Copy out every record precisely.

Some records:
#####

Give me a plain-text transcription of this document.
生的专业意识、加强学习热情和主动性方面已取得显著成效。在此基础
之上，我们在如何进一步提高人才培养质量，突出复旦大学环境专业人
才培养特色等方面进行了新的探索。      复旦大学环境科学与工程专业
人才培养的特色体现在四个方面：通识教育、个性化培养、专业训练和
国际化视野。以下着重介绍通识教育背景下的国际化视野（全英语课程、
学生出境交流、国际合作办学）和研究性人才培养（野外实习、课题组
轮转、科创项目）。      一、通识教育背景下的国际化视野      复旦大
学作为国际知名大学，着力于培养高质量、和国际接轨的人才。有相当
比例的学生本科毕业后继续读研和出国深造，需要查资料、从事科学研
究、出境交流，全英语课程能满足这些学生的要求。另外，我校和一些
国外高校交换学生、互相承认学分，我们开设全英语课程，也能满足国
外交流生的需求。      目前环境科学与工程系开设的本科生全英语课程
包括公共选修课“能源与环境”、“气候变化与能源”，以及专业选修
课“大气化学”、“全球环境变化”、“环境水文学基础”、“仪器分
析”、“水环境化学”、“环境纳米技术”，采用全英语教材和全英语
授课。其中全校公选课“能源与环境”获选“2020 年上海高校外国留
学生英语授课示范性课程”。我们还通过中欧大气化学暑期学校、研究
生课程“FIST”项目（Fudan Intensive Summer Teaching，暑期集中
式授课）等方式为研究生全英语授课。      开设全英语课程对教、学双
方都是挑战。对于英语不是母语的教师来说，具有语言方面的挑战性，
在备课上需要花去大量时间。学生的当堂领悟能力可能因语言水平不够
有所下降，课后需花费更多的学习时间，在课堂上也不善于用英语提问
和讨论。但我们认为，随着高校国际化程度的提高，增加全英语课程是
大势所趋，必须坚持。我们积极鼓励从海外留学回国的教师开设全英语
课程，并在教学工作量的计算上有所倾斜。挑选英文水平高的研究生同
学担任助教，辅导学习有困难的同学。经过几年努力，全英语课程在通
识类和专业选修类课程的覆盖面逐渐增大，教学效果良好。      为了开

#####

• Output for this task:
Give me a plain-text transcription of this document.
生的专业意识、加强学习热情和主动性方面已取得显著成效。在此基础
之上，我们在如何进一步提高人才培养质量，突出复旦大学环境专业人
才培养特色等方面进行了新的探索。      复旦大学环境科学与工程专业
人才培养的特色体现在四个方面：通识教育、个性化培养、专业训练和
国际化视野。以下着重介绍通识教育背景下的国际化视野（全英语课程、
学生出境交流、国际合作办学）和研究性人才培养（野外实习、课题组
轮转、科创项目）。      一、通识教育背景下的国际化视野      复旦大
学作为国际知名大学，着力于培养高质量、和国际接轨的人才。有相当
比例的学生本科毕业后继续读研和出国深造，需要查资料、从事科学研
究、出境交流，全英语课程能满足这些学生的要求。另外，我校和一些
国外高校交换学生、互相承认学分，我们开设全英语课程，也能满足国
外交流生的需求。      目前环境科学与工程系开设的本科生全英语课程
包括公共选修课“能源与环境”、“气候变化与能源”，以及专业选修
课“大气化学”、“全球环境变化”、“环境水文学基础”、“仪器分
析”、“水环境化学”、“环境纳米技术”，采用全英语教材和全英语
授课。其中全校公选课“能源与环境”获选“2020 年上海高校外国留
学生英语授课示范性课程”。我们还通过中欧大气化学暑期学校、研究
生课程“FIST”项目（Fudan Intensive Summer Teaching，暑期集中
式授课）等方式为研究生全英语授课。      开设全英语课程对教、学双
方都是挑战。对于英语不是母语的教师来说，具有语言方面的挑战性，
在备课上需要花去大量时间。学生的当堂领悟能力可能因语言水平不够
有所下降，课后需花费更多的学习时间，在课堂上也不善于用英语提问
和讨论。但我们认为，随着高校国际化程度的提高，增加全英语课程是
大势所趋，必须坚持。我们积极鼓励从海外留学回国的教师开设全英语
课程，并在教学工作量的计算上有所倾斜。挑选英文水平高的研究生同
学担任助教，辅导学习有困难的同学。经过几年努力，全英语课程在通
识类和专业选修类课程的覆盖面逐渐增大，教学效果良好。      为了开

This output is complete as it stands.